— WHAT THIS TASK INVOLVES —
Scan the entries below for the word "Boxing". Copy each line that has it.

* Start EXTRACTED RECORDS *

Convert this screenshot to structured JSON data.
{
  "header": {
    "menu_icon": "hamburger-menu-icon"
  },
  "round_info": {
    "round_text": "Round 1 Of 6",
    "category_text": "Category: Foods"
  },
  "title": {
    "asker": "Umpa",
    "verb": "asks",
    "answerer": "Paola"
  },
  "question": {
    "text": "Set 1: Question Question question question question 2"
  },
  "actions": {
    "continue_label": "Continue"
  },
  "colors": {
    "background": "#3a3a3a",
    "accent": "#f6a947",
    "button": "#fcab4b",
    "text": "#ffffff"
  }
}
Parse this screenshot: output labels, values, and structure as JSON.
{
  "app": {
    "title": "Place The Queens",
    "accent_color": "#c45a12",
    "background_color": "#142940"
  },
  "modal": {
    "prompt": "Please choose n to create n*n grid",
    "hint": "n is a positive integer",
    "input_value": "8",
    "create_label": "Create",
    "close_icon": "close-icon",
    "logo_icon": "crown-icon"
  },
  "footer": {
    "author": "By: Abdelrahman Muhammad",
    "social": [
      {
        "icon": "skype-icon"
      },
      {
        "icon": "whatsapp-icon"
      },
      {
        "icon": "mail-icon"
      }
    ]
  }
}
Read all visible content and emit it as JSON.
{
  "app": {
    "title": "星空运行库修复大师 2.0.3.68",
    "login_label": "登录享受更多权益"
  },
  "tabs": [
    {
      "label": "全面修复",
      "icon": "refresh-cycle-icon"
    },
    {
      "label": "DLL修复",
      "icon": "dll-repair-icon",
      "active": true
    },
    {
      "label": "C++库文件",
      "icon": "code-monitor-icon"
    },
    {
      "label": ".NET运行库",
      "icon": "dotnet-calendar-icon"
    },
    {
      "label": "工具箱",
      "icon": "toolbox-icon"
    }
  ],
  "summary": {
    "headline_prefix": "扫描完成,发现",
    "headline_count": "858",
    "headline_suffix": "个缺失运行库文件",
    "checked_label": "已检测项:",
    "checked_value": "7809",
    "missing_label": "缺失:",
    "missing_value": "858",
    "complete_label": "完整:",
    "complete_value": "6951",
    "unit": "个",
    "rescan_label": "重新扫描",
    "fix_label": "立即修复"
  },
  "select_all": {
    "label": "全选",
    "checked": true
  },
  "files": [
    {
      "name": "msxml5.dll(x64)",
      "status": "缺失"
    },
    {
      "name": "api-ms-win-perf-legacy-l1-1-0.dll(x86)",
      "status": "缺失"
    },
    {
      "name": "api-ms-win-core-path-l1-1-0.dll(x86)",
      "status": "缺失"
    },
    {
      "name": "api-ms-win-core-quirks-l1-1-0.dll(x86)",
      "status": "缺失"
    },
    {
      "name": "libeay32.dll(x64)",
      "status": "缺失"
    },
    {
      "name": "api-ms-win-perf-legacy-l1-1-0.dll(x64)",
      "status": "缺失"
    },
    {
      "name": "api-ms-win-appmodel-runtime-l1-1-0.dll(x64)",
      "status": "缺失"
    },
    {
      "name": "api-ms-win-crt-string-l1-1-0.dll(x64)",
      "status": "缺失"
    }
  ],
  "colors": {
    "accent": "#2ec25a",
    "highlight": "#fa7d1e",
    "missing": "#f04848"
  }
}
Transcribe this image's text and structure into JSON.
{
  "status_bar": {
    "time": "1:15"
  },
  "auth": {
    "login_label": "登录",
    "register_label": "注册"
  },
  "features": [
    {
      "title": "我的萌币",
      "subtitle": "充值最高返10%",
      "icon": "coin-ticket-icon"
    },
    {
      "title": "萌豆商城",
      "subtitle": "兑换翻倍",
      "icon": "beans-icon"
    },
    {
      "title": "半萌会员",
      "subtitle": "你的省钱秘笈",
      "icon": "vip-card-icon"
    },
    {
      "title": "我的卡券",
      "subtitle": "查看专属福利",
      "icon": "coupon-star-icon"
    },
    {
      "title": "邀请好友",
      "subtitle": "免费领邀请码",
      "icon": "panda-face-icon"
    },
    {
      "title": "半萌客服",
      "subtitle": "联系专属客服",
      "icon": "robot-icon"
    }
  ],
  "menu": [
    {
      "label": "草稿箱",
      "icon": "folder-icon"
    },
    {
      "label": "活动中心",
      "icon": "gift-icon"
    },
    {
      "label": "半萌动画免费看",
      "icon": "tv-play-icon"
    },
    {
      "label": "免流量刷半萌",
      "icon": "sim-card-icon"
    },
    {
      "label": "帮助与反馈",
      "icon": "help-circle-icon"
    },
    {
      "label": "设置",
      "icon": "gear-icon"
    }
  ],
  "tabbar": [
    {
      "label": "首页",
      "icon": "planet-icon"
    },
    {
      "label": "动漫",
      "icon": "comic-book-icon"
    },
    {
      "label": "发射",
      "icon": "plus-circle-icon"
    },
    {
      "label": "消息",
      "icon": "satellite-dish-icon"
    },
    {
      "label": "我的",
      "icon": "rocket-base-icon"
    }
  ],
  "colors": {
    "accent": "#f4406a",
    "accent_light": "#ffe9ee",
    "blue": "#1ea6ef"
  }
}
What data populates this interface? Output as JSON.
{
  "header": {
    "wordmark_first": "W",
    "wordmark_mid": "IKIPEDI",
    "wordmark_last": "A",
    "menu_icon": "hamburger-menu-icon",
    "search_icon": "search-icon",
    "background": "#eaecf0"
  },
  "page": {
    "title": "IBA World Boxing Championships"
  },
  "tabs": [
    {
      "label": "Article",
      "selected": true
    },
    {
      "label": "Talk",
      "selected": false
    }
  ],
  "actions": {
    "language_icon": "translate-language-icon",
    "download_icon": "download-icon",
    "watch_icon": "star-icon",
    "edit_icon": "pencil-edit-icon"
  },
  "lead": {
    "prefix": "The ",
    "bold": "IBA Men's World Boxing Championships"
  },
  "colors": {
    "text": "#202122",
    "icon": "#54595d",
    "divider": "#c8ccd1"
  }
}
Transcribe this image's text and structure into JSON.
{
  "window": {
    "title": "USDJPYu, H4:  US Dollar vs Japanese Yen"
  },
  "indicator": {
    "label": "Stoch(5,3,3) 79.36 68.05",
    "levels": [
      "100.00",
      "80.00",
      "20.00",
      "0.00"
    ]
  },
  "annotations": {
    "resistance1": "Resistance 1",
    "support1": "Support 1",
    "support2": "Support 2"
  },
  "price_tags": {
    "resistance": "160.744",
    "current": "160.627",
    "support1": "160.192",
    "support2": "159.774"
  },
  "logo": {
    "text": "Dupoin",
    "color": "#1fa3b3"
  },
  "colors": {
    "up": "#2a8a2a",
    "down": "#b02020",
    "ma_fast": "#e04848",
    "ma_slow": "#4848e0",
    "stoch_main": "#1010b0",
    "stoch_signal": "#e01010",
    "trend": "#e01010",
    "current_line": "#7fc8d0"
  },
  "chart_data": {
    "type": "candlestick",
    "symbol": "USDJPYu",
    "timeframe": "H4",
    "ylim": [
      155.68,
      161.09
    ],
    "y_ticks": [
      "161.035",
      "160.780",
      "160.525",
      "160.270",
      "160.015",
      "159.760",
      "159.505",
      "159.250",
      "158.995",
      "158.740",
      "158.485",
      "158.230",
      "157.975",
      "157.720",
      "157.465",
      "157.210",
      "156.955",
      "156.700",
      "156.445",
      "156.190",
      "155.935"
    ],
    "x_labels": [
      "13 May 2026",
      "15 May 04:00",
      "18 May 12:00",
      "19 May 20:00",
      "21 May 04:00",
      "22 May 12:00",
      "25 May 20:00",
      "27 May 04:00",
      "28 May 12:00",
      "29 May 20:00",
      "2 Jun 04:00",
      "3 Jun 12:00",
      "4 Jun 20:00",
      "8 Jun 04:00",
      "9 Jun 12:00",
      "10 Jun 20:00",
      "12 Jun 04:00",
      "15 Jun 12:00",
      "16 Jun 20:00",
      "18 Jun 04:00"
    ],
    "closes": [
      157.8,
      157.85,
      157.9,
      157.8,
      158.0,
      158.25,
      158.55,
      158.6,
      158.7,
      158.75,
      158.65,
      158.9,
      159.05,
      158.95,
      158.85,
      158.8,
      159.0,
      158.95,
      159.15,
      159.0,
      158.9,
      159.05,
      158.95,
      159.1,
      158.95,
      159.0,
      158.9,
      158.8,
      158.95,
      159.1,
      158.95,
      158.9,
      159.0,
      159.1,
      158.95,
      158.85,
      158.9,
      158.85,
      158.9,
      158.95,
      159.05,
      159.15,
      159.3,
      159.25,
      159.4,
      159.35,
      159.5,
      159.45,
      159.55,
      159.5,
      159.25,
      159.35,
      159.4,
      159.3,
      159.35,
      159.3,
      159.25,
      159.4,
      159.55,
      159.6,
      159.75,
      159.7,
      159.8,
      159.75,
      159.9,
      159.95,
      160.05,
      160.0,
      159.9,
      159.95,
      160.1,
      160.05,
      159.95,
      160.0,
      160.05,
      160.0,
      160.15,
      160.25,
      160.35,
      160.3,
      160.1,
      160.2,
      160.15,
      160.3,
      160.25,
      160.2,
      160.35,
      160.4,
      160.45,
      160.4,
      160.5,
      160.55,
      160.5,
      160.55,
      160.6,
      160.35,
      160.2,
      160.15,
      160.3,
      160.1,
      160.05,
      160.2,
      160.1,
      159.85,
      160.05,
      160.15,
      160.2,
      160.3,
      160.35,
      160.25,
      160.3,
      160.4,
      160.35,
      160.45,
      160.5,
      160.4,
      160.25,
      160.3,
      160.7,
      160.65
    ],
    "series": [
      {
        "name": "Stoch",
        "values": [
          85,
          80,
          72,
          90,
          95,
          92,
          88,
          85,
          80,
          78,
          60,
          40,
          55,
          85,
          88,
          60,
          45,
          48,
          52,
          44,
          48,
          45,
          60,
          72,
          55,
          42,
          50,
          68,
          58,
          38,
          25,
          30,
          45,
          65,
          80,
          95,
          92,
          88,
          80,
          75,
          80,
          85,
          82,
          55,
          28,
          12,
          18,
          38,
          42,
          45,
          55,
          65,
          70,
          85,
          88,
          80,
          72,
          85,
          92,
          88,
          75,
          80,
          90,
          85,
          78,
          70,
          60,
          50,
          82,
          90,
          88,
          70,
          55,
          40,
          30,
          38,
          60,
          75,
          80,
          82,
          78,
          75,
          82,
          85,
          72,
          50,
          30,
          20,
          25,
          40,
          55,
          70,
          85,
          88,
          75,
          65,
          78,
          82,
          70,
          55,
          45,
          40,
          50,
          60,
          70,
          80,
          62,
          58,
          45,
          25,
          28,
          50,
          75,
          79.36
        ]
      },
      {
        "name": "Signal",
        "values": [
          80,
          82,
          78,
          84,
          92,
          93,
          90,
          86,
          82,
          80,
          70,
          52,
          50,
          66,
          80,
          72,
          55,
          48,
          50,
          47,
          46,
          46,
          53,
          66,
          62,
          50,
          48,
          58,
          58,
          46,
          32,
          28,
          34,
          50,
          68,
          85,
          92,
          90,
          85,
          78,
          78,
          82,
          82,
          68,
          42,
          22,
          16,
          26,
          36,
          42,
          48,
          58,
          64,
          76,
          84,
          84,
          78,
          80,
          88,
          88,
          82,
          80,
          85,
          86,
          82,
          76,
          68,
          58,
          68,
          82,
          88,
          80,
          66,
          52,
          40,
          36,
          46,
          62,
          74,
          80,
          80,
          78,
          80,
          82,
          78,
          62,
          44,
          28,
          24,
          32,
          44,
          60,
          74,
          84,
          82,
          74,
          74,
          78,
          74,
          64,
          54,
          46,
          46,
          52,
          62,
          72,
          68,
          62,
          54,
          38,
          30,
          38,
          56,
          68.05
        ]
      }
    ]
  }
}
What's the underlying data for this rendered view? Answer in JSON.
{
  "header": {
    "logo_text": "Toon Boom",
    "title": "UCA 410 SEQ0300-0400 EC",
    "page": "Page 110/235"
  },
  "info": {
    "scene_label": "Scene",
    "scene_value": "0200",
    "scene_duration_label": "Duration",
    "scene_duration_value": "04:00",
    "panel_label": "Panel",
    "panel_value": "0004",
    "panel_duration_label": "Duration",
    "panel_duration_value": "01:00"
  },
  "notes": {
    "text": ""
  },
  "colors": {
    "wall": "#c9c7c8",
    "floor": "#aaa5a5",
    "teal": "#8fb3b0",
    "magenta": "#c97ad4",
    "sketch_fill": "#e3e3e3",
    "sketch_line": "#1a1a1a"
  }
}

* End EXTRACTED RECORDS *

— WRITTEN ANSWER —
    "title": "IBA World Boxing Championships"
    "bold": "IBA Men's World Boxing Championships"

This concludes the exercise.